» Data provided
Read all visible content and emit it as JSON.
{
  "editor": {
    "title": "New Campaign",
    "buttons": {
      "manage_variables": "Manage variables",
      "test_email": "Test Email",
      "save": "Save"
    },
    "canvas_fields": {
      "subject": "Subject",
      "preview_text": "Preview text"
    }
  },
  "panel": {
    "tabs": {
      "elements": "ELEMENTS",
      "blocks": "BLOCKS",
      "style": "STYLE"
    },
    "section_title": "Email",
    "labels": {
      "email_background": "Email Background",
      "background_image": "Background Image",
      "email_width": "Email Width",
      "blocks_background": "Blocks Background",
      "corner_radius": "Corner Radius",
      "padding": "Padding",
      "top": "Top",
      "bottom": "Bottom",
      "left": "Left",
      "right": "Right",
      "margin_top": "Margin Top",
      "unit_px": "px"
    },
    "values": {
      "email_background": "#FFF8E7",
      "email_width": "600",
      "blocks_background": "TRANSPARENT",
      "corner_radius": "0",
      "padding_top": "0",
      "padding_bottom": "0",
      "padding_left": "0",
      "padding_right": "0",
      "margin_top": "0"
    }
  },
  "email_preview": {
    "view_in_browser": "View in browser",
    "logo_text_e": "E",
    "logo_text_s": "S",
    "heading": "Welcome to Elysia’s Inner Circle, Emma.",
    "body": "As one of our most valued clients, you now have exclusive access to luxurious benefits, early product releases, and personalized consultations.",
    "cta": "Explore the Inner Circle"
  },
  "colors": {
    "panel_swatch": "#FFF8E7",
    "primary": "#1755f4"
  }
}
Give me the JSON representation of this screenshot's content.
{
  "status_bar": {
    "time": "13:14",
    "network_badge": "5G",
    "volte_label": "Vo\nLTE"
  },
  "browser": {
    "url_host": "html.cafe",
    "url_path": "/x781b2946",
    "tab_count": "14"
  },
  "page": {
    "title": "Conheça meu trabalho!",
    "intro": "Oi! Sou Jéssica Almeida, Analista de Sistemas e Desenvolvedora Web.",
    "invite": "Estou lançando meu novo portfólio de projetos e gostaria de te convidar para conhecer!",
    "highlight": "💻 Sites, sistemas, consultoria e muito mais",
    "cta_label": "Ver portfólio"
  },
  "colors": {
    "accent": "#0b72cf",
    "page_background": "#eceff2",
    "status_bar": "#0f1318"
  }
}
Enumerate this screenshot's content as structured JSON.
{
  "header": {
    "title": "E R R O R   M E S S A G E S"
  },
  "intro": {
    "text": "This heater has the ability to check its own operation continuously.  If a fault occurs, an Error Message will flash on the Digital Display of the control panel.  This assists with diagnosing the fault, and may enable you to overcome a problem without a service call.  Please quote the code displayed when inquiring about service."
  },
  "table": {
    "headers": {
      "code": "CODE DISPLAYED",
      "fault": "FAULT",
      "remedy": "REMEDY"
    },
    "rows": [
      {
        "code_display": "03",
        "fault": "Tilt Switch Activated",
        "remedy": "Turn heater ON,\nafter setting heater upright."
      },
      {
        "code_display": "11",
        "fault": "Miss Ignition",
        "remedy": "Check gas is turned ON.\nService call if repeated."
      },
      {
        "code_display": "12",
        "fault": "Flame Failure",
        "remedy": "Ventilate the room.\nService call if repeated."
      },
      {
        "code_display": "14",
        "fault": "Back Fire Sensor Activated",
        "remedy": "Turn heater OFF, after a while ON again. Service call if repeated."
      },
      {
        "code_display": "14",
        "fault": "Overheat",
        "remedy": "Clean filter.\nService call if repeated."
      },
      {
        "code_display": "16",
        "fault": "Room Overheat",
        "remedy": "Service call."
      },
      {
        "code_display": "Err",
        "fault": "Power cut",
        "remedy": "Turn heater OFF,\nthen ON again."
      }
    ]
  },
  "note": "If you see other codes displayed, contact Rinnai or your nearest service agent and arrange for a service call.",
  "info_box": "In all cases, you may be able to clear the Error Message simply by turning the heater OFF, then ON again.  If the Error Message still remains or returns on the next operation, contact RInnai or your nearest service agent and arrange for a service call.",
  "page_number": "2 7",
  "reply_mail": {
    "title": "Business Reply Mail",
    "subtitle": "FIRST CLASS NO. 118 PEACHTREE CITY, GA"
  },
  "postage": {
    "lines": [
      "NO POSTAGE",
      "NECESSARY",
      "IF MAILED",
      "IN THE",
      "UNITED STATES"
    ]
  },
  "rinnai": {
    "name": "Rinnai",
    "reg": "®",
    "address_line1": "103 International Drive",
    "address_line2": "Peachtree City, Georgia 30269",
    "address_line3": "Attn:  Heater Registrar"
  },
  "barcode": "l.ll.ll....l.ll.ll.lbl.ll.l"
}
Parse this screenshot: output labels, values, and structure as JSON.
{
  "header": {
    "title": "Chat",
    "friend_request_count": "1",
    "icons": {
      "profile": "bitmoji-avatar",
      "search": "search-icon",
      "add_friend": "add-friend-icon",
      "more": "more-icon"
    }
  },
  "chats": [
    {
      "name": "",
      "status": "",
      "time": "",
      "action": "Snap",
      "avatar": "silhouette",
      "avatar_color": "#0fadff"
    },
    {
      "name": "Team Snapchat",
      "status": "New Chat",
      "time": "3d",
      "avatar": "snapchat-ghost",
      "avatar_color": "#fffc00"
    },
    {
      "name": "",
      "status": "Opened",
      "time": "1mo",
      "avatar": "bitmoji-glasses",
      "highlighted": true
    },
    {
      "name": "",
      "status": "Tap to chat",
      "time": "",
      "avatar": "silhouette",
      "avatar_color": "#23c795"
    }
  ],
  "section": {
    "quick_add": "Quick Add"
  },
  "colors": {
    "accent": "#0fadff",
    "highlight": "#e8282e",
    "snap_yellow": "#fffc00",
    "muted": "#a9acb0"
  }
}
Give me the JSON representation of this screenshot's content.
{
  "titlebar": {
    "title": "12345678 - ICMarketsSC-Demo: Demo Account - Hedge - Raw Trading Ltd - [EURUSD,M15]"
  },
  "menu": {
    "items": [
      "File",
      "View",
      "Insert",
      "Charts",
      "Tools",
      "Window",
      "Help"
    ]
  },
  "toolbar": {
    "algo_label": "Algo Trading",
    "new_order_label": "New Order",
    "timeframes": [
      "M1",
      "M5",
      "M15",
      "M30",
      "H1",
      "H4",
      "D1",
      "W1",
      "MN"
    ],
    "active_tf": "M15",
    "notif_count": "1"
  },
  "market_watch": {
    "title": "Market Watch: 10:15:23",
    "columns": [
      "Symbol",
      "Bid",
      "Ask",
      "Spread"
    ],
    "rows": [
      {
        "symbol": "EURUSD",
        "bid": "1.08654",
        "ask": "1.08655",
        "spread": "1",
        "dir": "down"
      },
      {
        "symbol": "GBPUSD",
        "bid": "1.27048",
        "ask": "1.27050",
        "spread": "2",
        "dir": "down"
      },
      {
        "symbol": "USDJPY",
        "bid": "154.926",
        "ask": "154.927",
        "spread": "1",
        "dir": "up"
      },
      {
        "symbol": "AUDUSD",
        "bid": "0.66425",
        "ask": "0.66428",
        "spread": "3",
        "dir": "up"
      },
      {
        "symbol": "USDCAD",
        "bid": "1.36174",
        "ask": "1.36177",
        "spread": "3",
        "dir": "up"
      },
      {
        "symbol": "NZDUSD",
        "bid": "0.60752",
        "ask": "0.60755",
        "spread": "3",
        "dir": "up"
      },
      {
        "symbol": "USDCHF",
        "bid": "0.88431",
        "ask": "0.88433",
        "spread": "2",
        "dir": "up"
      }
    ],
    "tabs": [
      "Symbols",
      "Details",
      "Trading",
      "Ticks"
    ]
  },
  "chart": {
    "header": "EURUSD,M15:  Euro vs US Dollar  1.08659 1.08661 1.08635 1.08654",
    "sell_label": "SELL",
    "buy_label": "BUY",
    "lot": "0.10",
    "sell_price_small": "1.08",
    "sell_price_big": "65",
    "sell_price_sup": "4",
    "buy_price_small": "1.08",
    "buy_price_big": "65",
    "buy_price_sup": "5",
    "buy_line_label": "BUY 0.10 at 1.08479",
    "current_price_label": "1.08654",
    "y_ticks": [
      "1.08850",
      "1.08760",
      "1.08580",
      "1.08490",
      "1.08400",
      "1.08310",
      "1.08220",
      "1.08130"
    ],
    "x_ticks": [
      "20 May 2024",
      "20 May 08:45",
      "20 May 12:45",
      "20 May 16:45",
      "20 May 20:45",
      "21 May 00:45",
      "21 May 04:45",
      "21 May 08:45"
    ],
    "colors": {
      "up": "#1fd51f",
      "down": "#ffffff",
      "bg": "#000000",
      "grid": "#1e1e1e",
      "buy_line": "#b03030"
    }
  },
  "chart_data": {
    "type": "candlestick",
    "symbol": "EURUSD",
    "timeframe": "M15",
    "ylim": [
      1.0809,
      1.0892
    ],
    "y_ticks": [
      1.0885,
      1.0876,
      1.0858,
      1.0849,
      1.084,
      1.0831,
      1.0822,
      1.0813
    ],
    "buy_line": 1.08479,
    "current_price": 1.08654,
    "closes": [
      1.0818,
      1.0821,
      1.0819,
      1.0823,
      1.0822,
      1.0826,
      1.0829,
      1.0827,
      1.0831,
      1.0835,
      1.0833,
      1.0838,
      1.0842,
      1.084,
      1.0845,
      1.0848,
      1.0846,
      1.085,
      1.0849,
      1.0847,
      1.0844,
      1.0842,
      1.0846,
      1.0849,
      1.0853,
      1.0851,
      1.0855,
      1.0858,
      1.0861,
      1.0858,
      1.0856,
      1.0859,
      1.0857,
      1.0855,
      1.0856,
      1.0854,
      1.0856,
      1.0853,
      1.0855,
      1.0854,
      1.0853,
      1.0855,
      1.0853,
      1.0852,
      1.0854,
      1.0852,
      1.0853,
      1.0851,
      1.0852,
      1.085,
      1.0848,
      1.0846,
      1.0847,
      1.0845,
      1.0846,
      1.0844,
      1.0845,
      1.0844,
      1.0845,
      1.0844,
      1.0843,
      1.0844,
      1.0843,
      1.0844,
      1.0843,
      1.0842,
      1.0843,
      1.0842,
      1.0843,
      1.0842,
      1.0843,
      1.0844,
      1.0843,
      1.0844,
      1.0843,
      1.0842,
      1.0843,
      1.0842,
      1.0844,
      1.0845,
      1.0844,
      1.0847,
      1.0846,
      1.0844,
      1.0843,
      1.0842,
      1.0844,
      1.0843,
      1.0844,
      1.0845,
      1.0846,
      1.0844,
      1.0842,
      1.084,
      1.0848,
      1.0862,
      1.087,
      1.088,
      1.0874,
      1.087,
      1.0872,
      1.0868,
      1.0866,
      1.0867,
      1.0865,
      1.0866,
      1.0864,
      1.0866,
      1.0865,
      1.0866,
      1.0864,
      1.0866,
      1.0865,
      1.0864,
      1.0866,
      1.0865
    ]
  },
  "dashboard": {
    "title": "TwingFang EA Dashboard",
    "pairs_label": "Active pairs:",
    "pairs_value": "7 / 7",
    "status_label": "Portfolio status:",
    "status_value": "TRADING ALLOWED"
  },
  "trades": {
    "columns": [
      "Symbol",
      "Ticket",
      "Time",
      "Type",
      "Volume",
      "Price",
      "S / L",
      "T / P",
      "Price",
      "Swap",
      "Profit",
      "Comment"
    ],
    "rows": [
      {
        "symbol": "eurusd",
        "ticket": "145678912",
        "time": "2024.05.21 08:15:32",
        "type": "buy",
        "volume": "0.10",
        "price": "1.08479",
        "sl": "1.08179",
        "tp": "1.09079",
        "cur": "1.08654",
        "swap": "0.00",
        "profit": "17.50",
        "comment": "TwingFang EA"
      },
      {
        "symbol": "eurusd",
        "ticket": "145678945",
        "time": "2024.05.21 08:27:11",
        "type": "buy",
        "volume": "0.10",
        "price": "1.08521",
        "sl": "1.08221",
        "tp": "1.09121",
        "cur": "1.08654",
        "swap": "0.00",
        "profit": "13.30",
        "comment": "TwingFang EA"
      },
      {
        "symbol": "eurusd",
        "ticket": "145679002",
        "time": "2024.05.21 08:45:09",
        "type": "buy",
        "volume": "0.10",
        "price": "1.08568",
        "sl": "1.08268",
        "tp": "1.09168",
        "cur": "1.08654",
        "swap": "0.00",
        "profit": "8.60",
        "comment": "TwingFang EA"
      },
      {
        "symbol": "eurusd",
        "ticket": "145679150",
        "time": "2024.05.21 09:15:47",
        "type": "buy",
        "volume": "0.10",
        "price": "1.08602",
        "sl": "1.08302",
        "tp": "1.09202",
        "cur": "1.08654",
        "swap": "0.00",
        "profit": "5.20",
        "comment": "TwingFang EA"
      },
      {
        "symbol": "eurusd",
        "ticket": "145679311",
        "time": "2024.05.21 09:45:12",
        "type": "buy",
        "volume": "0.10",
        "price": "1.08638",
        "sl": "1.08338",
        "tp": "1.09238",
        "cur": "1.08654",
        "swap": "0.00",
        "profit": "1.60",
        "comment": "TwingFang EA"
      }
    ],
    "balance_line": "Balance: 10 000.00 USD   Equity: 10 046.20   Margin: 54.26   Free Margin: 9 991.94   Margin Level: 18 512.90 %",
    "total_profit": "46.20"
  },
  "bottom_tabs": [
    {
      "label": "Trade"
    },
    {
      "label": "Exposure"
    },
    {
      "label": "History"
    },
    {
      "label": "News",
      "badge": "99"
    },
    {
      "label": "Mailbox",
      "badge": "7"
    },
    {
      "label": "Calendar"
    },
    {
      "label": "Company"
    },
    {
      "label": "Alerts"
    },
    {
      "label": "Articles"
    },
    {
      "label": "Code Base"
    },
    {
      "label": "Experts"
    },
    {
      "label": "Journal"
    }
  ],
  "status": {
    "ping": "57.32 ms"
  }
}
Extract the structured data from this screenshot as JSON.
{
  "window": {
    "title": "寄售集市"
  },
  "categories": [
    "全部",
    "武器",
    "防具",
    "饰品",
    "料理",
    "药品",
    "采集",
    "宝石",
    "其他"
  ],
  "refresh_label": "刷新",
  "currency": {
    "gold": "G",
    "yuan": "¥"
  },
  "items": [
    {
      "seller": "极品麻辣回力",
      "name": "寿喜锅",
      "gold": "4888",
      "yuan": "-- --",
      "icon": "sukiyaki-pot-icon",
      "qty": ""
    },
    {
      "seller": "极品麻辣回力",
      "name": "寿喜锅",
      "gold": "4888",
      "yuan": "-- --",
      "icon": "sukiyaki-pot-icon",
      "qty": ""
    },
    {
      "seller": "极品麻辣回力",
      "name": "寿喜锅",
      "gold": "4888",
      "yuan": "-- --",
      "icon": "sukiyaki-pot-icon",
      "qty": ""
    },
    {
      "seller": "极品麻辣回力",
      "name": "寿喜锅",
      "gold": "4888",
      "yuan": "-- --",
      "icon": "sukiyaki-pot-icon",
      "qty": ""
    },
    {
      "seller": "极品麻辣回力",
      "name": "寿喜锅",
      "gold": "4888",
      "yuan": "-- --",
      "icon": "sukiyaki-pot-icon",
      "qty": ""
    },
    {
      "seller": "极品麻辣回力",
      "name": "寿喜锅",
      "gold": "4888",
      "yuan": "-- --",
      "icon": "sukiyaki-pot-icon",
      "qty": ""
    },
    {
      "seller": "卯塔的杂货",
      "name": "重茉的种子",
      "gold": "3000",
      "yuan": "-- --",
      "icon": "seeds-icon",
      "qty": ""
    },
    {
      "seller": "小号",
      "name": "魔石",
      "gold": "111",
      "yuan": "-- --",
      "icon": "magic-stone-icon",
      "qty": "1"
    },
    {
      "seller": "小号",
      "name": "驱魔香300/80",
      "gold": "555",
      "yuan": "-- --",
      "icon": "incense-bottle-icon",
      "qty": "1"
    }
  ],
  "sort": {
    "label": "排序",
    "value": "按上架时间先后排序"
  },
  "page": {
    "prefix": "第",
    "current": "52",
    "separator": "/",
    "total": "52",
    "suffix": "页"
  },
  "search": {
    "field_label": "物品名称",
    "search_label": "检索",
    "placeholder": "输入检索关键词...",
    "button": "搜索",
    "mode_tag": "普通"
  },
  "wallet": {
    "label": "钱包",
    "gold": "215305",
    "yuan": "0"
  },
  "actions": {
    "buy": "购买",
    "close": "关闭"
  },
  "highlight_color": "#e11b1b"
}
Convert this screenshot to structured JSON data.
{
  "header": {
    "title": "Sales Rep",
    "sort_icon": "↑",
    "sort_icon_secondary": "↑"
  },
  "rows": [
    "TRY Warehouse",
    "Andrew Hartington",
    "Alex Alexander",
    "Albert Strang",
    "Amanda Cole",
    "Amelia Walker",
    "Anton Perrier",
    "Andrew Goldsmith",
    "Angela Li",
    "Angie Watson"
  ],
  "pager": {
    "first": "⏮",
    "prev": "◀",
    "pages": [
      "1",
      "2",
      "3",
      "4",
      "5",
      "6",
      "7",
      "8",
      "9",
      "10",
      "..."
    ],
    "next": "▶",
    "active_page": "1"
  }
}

» Required task
Within the listing above, find every line containing the string "agent" and return it.

» Full answer
  "note": "If you see other codes displayed, contact Rinnai or your nearest service agent and arrange for a service call.",
  "info_box": "In all cases, you may be able to clear the Error Message simply by turning the heater OFF, then ON again.  If the Error Message still remains or returns on the next operation, contact RInnai or your nearest service agent and arrange for a service call.",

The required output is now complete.